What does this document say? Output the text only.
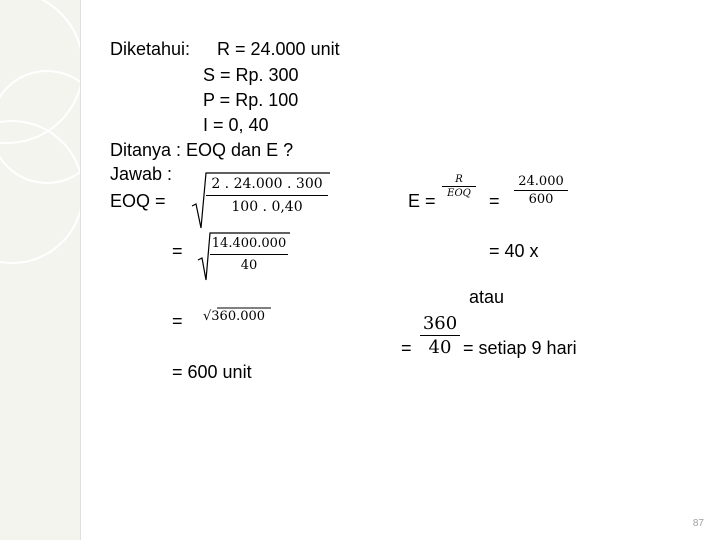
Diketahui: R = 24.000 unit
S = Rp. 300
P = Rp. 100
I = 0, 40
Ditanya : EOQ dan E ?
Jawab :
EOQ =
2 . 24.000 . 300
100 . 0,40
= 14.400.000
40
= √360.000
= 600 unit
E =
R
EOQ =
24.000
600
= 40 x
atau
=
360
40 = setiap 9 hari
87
---
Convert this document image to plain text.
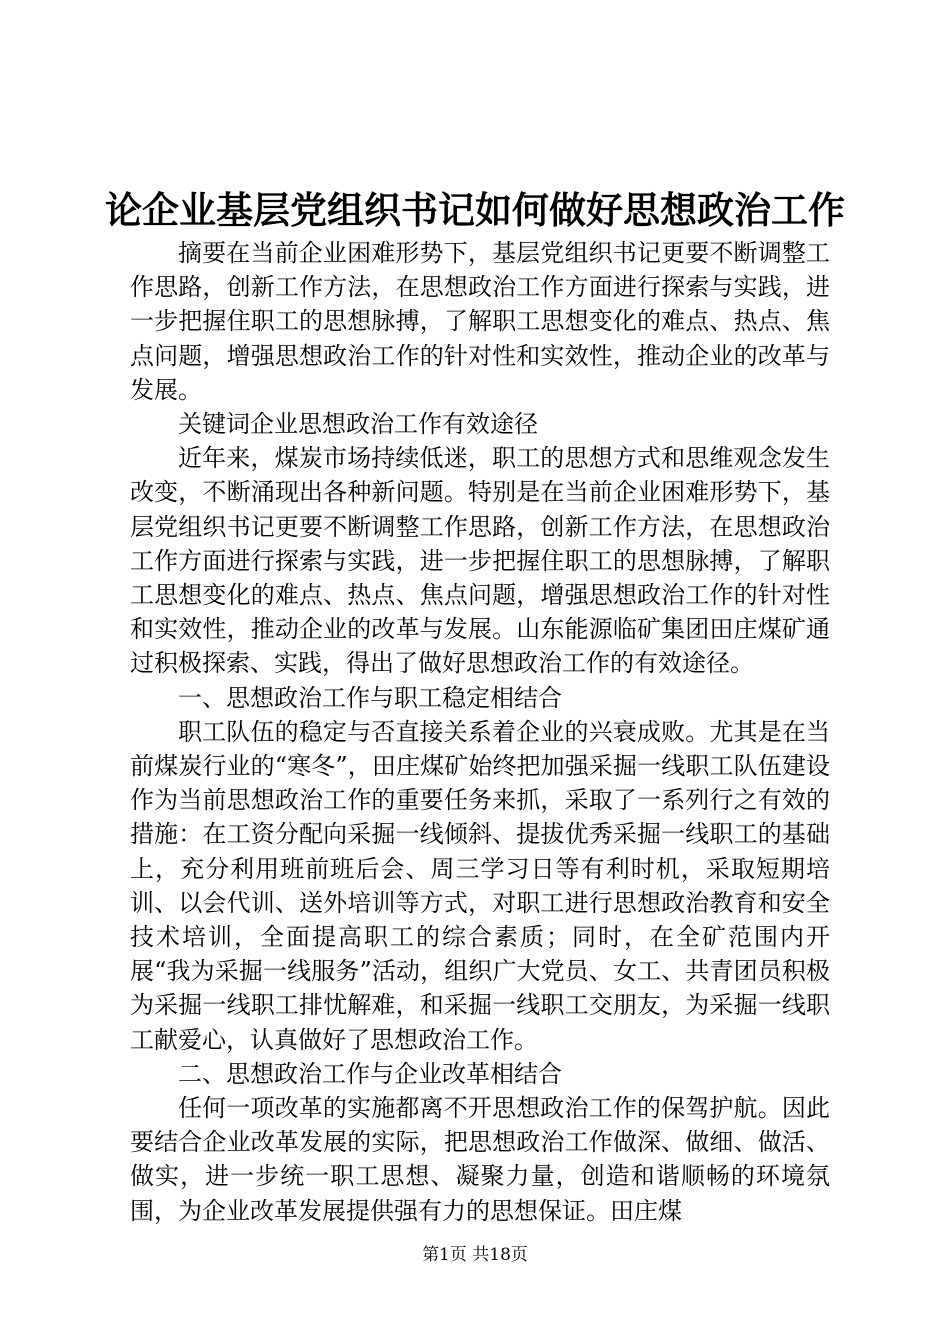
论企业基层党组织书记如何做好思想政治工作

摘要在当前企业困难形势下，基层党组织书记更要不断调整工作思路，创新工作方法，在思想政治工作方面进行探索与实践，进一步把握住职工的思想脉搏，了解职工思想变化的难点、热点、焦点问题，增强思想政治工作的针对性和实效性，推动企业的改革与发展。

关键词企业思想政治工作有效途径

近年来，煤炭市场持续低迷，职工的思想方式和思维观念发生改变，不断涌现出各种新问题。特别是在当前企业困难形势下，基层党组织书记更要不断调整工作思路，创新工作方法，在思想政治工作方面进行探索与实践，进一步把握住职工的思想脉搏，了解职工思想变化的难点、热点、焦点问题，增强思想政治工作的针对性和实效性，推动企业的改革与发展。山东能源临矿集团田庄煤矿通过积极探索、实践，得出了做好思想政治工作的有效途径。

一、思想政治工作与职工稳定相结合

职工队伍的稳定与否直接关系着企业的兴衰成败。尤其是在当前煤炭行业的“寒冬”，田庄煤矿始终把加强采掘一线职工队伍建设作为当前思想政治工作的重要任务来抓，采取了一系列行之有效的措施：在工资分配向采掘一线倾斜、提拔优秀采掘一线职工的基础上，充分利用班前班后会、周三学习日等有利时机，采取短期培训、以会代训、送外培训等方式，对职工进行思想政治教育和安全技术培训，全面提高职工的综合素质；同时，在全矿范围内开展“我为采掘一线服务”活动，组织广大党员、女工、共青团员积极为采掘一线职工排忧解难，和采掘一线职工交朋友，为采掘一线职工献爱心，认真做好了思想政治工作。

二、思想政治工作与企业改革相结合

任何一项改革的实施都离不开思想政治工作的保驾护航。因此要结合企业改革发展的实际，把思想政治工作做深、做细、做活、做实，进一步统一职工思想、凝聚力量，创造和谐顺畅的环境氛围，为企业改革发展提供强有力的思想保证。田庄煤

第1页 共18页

> **EXERCISE AIM**
Read the data above. Pull out each line in which the string "text" appears.

> **TASK OUTPUT**
What does this document say? Output the text only.
Convert this document image to plain text.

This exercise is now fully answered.